◆ **TASK DIRECTIONS**
From the listing below, pull each line that includes "text".

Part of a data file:
-- start --
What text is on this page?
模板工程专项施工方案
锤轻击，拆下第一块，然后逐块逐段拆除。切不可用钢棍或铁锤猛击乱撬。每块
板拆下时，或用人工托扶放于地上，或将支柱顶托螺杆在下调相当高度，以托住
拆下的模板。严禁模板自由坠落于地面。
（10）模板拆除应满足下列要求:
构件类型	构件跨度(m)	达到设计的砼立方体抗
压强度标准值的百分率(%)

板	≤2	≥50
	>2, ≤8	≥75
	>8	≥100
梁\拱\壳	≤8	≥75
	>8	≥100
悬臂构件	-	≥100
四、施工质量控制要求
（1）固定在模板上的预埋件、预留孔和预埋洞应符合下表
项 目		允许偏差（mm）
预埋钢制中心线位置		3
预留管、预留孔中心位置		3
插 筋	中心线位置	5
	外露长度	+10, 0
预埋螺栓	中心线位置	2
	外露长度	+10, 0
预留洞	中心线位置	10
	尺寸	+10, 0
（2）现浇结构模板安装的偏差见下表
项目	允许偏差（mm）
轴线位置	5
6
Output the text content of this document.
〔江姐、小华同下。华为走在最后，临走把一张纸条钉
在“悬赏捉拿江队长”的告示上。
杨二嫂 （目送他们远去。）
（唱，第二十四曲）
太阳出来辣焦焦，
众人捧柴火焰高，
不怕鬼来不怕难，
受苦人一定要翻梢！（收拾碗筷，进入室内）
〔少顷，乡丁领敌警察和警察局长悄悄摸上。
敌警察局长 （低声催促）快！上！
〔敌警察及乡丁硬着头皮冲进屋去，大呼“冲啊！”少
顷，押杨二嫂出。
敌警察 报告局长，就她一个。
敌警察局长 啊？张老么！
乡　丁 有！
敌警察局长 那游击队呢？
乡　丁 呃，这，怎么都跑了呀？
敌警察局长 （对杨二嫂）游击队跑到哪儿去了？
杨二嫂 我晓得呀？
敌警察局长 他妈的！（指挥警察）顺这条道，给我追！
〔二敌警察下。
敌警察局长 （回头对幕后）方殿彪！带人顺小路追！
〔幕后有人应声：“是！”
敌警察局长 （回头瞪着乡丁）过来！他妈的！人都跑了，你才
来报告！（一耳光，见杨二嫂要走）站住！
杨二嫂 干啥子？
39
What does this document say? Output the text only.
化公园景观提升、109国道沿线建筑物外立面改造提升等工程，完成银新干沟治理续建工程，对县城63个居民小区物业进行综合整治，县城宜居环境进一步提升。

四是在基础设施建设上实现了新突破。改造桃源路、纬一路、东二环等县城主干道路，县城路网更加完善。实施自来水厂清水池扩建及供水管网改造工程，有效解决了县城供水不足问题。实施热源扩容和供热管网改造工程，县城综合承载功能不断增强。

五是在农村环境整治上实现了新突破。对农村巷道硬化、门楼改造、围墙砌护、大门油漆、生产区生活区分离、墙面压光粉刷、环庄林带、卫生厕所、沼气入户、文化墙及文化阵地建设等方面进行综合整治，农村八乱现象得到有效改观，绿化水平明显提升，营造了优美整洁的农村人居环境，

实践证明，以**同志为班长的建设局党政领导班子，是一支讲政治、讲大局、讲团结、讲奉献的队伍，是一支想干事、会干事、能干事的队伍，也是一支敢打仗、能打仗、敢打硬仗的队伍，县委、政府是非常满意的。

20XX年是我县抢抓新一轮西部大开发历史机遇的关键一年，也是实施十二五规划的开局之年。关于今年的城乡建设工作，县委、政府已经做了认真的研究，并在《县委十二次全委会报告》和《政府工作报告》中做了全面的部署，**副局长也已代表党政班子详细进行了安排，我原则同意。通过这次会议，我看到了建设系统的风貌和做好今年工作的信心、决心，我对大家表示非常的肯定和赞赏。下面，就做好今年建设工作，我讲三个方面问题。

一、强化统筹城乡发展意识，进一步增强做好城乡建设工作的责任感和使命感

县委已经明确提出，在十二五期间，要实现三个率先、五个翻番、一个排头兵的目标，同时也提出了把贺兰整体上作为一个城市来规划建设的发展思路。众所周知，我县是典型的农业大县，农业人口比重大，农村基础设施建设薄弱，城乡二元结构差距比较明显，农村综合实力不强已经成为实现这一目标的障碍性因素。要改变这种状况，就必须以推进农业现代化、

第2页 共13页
-- end --
◆ **ANSWER TO THIS TASK**
What text is on this page?
Output the text content of this document.
What does this document say? Output the text only.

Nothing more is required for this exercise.